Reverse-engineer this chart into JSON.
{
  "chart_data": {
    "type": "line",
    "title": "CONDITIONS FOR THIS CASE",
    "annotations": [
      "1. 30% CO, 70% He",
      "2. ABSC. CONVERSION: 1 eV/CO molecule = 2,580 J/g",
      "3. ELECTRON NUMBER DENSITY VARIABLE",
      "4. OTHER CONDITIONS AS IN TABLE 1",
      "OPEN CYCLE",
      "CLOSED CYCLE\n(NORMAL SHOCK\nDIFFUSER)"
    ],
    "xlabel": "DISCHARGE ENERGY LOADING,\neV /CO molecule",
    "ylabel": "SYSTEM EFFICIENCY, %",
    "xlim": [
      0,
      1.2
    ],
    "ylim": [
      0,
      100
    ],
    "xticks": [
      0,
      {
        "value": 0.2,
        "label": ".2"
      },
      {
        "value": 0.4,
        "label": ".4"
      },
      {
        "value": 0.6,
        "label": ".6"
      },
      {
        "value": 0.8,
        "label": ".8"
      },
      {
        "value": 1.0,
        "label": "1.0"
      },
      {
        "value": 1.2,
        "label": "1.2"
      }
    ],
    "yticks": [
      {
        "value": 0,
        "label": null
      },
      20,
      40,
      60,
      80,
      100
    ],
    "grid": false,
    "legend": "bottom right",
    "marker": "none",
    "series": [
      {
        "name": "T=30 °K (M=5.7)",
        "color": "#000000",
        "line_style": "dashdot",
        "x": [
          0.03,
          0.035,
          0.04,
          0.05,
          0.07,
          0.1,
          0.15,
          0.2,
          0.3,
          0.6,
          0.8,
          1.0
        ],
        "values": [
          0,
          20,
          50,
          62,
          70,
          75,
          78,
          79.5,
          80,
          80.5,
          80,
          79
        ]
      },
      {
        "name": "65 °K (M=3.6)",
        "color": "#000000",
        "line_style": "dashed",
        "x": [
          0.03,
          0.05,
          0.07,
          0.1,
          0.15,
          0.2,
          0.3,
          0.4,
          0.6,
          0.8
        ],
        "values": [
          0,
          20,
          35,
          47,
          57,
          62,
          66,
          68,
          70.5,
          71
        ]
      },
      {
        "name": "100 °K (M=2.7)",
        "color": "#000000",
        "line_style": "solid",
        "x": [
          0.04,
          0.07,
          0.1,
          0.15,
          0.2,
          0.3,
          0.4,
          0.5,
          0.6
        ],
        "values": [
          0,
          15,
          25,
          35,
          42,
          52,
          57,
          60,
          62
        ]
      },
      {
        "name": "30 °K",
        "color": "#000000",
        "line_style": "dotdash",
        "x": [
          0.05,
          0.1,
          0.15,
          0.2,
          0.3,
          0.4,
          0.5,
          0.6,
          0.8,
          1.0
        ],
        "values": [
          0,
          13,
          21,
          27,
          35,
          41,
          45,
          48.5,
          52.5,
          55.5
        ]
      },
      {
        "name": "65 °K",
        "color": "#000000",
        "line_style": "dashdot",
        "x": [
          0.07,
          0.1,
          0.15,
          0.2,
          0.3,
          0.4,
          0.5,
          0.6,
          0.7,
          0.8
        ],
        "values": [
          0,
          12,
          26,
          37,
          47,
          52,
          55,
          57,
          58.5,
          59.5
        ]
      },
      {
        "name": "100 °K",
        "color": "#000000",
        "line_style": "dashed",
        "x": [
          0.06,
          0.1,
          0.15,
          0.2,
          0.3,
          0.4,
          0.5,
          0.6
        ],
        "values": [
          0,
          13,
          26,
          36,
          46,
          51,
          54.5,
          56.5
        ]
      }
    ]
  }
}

-=-=-

:: Brief ::
Repeat all of the records above exactly as they appear.

:: Exercise result ::
Reverse-engineer this chart into JSON.
{
  "chart_data": {
    "type": "line",
    "title": "CONDITIONS FOR THIS CASE",
    "annotations": [
      "1. 30% CO, 70% He",
      "2. ABSC. CONVERSION: 1 eV/CO molecule = 2,580 J/g",
      "3. ELECTRON NUMBER DENSITY VARIABLE",
      "4. OTHER CONDITIONS AS IN TABLE 1",
      "OPEN CYCLE",
      "CLOSED CYCLE\n(NORMAL SHOCK\nDIFFUSER)"
    ],
    "xlabel": "DISCHARGE ENERGY LOADING,\neV /CO molecule",
    "ylabel": "SYSTEM EFFICIENCY, %",
    "xlim": [
      0,
      1.2
    ],
    "ylim": [
      0,
      100
    ],
    "xticks": [
      0,
      {
        "value": 0.2,
        "label": ".2"
      },
      {
        "value": 0.4,
        "label": ".4"
      },
      {
        "value": 0.6,
        "label": ".6"
      },
      {
        "value": 0.8,
        "label": ".8"
      },
      {
        "value": 1.0,
        "label": "1.0"
      },
      {
        "value": 1.2,
        "label": "1.2"
      }
    ],
    "yticks": [
      {
        "value": 0,
        "label": null
      },
      20,
      40,
      60,
      80,
      100
    ],
    "grid": false,
    "legend": "bottom right",
    "marker": "none",
    "series": [
      {
        "name": "T=30 °K (M=5.7)",
        "color": "#000000",
        "line_style": "dashdot",
        "x": [
          0.03,
          0.035,
          0.04,
          0.05,
          0.07,
          0.1,
          0.15,
          0.2,
          0.3,
          0.6,
          0.8,
          1.0
        ],
        "values": [
          0,
          20,
          50,
          62,
          70,
          75,
          78,
          79.5,
          80,
          80.5,
          80,
          79
        ]
      },
      {
        "name": "65 °K (M=3.6)",
        "color": "#000000",
        "line_style": "dashed",
        "x": [
          0.03,
          0.05,
          0.07,
          0.1,
          0.15,
          0.2,
          0.3,
          0.4,
          0.6,
          0.8
        ],
        "values": [
          0,
          20,
          35,
          47,
          57,
          62,
          66,
          68,
          70.5,
          71
        ]
      },
      {
        "name": "100 °K (M=2.7)",
        "color": "#000000",
        "line_style": "solid",
        "x": [
          0.04,
          0.07,
          0.1,
          0.15,
          0.2,
          0.3,
          0.4,
          0.5,
          0.6
        ],
        "values": [
          0,
          15,
          25,
          35,
          42,
          52,
          57,
          60,
          62
        ]
      },
      {
        "name": "30 °K",
        "color": "#000000",
        "line_style": "dotdash",
        "x": [
          0.05,
          0.1,
          0.15,
          0.2,
          0.3,
          0.4,
          0.5,
          0.6,
          0.8,
          1.0
        ],
        "values": [
          0,
          13,
          21,
          27,
          35,
          41,
          45,
          48.5,
          52.5,
          55.5
        ]
      },
      {
        "name": "65 °K",
        "color": "#000000",
        "line_style": "dashdot",
        "x": [
          0.07,
          0.1,
          0.15,
          0.2,
          0.3,
          0.4,
          0.5,
          0.6,
          0.7,
          0.8
        ],
        "values": [
          0,
          12,
          26,
          37,
          47,
          52,
          55,
          57,
          58.5,
          59.5
        ]
      },
      {
        "name": "100 °K",
        "color": "#000000",
        "line_style": "dashed",
        "x": [
          0.06,
          0.1,
          0.15,
          0.2,
          0.3,
          0.4,
          0.5,
          0.6
        ],
        "values": [
          0,
          13,
          26,
          36,
          46,
          51,
          54.5,
          56.5
        ]
      }
    ]
  }
}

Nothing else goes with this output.